Element location listings ::
________________

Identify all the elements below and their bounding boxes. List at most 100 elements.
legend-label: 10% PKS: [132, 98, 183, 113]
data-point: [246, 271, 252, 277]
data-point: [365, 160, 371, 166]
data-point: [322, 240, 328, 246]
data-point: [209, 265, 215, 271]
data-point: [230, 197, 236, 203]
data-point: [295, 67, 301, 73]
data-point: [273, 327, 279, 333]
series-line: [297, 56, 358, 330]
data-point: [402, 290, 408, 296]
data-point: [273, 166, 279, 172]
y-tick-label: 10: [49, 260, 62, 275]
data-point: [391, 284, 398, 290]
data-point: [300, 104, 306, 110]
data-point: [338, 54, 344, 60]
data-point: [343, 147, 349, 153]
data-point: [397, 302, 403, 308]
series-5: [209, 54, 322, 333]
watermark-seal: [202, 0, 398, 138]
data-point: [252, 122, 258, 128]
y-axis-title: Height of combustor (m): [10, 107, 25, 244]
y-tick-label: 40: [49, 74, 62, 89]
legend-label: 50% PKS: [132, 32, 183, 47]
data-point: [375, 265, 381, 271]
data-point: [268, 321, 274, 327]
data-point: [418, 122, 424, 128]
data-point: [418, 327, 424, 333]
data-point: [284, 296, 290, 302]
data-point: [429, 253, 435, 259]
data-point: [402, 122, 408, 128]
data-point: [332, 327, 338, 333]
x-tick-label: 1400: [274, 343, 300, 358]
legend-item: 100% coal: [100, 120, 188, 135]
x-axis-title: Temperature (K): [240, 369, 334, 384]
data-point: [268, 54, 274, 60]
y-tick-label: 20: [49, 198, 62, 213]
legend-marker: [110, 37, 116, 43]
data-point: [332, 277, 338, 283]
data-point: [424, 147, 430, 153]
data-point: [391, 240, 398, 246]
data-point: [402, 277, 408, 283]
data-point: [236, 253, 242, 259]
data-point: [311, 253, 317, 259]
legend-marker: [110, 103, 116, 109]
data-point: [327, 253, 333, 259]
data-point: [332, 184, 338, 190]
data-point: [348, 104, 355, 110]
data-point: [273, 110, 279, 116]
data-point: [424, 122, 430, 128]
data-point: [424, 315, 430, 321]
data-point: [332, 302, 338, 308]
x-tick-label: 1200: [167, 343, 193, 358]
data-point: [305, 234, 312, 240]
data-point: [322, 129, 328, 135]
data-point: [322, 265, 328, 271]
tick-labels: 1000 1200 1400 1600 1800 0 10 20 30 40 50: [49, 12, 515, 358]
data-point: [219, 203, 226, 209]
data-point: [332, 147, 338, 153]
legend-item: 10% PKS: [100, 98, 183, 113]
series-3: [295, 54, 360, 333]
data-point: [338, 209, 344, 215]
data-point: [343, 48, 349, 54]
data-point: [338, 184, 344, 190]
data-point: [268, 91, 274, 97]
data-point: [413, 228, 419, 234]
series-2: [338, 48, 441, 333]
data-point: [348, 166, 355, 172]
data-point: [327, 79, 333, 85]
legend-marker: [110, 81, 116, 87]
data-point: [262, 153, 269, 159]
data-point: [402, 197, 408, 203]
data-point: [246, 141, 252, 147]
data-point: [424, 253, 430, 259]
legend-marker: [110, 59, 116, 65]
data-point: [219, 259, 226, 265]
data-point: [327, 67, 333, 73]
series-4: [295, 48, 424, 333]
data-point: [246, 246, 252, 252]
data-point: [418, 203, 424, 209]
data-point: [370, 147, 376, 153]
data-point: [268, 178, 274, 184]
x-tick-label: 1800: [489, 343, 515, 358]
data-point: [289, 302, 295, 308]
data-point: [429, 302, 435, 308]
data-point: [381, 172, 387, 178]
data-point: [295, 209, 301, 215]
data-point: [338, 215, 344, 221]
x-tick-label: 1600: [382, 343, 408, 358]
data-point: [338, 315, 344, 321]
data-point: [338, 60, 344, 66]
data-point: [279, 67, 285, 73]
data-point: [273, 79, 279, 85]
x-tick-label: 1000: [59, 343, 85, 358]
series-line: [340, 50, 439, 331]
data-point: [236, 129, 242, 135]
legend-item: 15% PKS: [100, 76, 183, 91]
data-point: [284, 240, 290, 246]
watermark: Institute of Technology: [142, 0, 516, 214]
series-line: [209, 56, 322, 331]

________________

WRITTEN REQUEST :: Rename "data-point" to "data-marker" in the rows from the first line up to and including the line with "data-point: [429, 253, 435, 259]", and leave everything else in those lines unchanged.

EXERCISE ANSWER ::
Identify all the elements below and their bounding boxes. List at most 100 elements.
legend-label: 10% PKS: [132, 98, 183, 113]
data-marker: [246, 271, 252, 277]
data-marker: [365, 160, 371, 166]
data-marker: [322, 240, 328, 246]
data-marker: [209, 265, 215, 271]
data-marker: [230, 197, 236, 203]
data-marker: [295, 67, 301, 73]
data-marker: [273, 327, 279, 333]
series-line: [297, 56, 358, 330]
data-marker: [402, 290, 408, 296]
data-marker: [273, 166, 279, 172]
y-tick-label: 10: [49, 260, 62, 275]
data-marker: [391, 284, 398, 290]
data-marker: [300, 104, 306, 110]
data-marker: [338, 54, 344, 60]
data-marker: [343, 147, 349, 153]
data-marker: [397, 302, 403, 308]
series-5: [209, 54, 322, 333]
watermark-seal: [202, 0, 398, 138]
data-marker: [252, 122, 258, 128]
y-axis-title: Height of combustor (m): [10, 107, 25, 244]
y-tick-label: 40: [49, 74, 62, 89]
legend-label: 50% PKS: [132, 32, 183, 47]
data-marker: [375, 265, 381, 271]
data-marker: [268, 321, 274, 327]
data-marker: [418, 122, 424, 128]
data-marker: [418, 327, 424, 333]
data-marker: [284, 296, 290, 302]
data-marker: [429, 253, 435, 259]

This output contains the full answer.